### Given exercise
Rewrite every line of the items below as a JSON list of strings, one string per line, and leave out any blank lines.

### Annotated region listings
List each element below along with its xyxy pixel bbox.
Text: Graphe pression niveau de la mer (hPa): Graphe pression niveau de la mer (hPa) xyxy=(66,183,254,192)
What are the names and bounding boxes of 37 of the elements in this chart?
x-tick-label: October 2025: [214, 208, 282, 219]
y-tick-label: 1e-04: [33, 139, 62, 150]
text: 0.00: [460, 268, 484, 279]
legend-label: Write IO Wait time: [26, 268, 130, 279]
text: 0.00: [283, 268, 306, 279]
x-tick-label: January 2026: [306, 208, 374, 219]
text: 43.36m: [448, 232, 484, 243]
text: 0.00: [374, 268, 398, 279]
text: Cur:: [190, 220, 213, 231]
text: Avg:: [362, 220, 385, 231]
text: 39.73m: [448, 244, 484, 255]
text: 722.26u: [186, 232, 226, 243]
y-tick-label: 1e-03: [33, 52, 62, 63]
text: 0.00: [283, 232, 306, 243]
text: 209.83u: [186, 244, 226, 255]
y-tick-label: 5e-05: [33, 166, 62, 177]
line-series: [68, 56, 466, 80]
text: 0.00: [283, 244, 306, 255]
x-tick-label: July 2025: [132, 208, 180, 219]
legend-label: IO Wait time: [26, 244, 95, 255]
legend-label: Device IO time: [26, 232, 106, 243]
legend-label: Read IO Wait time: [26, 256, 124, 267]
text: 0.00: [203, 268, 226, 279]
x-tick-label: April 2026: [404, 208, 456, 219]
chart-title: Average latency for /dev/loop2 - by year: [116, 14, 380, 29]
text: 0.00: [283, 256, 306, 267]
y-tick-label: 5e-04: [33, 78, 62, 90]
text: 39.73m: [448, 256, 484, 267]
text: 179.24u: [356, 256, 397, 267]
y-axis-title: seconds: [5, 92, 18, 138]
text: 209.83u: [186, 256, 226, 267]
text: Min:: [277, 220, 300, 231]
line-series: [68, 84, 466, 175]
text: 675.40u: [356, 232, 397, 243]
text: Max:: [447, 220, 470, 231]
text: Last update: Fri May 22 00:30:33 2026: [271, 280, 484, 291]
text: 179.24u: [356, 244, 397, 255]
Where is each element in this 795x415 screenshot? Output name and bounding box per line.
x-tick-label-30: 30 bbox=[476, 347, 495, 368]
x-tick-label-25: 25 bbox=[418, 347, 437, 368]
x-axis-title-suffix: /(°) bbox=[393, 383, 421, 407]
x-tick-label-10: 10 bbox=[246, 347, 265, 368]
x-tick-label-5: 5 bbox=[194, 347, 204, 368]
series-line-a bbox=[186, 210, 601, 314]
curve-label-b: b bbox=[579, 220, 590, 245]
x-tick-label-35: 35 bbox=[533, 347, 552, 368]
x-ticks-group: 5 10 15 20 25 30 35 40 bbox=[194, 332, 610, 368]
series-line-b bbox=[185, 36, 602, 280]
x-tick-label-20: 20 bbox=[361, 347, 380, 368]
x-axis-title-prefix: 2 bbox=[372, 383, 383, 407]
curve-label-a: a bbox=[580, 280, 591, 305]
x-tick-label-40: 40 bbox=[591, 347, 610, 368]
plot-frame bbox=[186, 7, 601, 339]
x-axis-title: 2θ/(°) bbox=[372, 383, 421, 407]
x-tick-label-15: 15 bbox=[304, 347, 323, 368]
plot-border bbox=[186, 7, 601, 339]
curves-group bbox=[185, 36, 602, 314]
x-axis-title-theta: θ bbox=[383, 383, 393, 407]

### Solution to this task
[
  "List each element below along with its xyxy pixel bbox.",
  "Text: Graphe pression niveau de la mer (hPa): Graphe pression niveau de la mer (hPa) xyxy=(66,183,254,192)",
  "What are the names and bounding boxes of 37 of the elements in this chart?",
  "x-tick-label: October 2025: [214, 208, 282, 219]",
  "y-tick-label: 1e-04: [33, 139, 62, 150]",
  "text: 0.00: [460, 268, 484, 279]",
  "legend-label: Write IO Wait time: [26, 268, 130, 279]",
  "text: 0.00: [283, 268, 306, 279]",
  "x-tick-label: January 2026: [306, 208, 374, 219]",
  "text: 43.36m: [448, 232, 484, 243]",
  "text: 0.00: [374, 268, 398, 279]",
  "text: Cur:: [190, 220, 213, 231]",
  "text: Avg:: [362, 220, 385, 231]",
  "text: 39.73m: [448, 244, 484, 255]",
  "text: 722.26u: [186, 232, 226, 243]",
  "y-tick-label: 1e-03: [33, 52, 62, 63]",
  "text: 0.00: [283, 232, 306, 243]",
  "text: 209.83u: [186, 244, 226, 255]",
  "y-tick-label: 5e-05: [33, 166, 62, 177]",
  "line-series: [68, 56, 466, 80]",
  "text: 0.00: [283, 244, 306, 255]",
  "x-tick-label: July 2025: [132, 208, 180, 219]",
  "legend-label: IO Wait time: [26, 244, 95, 255]",
  "legend-label: Device IO time: [26, 232, 106, 243]",
  "legend-label: Read IO Wait time: [26, 256, 124, 267]",
  "text: 0.00: [203, 268, 226, 279]",
  "x-tick-label: April 2026: [404, 208, 456, 219]",
  "chart-title: Average latency for /dev/loop2 - by year: [116, 14, 380, 29]",
  "text: 0.00: [283, 256, 306, 267]",
  "y-tick-label: 5e-04: [33, 78, 62, 90]",
  "text: 39.73m: [448, 256, 484, 267]",
  "text: 179.24u: [356, 256, 397, 267]",
  "y-axis-title: seconds: [5, 92, 18, 138]",
  "text: 209.83u: [186, 256, 226, 267]",
  "text: Min:: [277, 220, 300, 231]",
  "line-series: [68, 84, 466, 175]",
  "text: 675.40u: [356, 232, 397, 243]",
  "text: Max:: [447, 220, 470, 231]",
  "text: Last update: Fri May 22 00:30:33 2026: [271, 280, 484, 291]",
  "text: 179.24u: [356, 244, 397, 255]",
  "Where is each element in this 795x415 screenshot? Output name and bounding box per line.",
  "x-tick-label-30: 30 bbox=[476, 347, 495, 368]",
  "x-tick-label-25: 25 bbox=[418, 347, 437, 368]",
  "x-axis-title-suffix: /(°) bbox=[393, 383, 421, 407]",
  "x-tick-label-10: 10 bbox=[246, 347, 265, 368]",
  "x-tick-label-5: 5 bbox=[194, 347, 204, 368]",
  "series-line-a bbox=[186, 210, 601, 314]",
  "curve-label-b: b bbox=[579, 220, 590, 245]",
  "x-tick-label-35: 35 bbox=[533, 347, 552, 368]",
  "x-ticks-group: 5 10 15 20 25 30 35 40 bbox=[194, 332, 610, 368]",
  "series-line-b bbox=[185, 36, 602, 280]",
  "x-tick-label-20: 20 bbox=[361, 347, 380, 368]",
  "x-axis-title-prefix: 2 bbox=[372, 383, 383, 407]",
  "curve-label-a: a bbox=[580, 280, 591, 305]",
  "x-tick-label-40: 40 bbox=[591, 347, 610, 368]",
  "plot-frame bbox=[186, 7, 601, 339]",
  "x-axis-title: 2θ/(°) bbox=[372, 383, 421, 407]",
  "x-tick-label-15: 15 bbox=[304, 347, 323, 368]",
  "plot-border bbox=[186, 7, 601, 339]",
  "curves-group bbox=[185, 36, 602, 314]",
  "x-axis-title-theta: θ bbox=[383, 383, 393, 407]"
]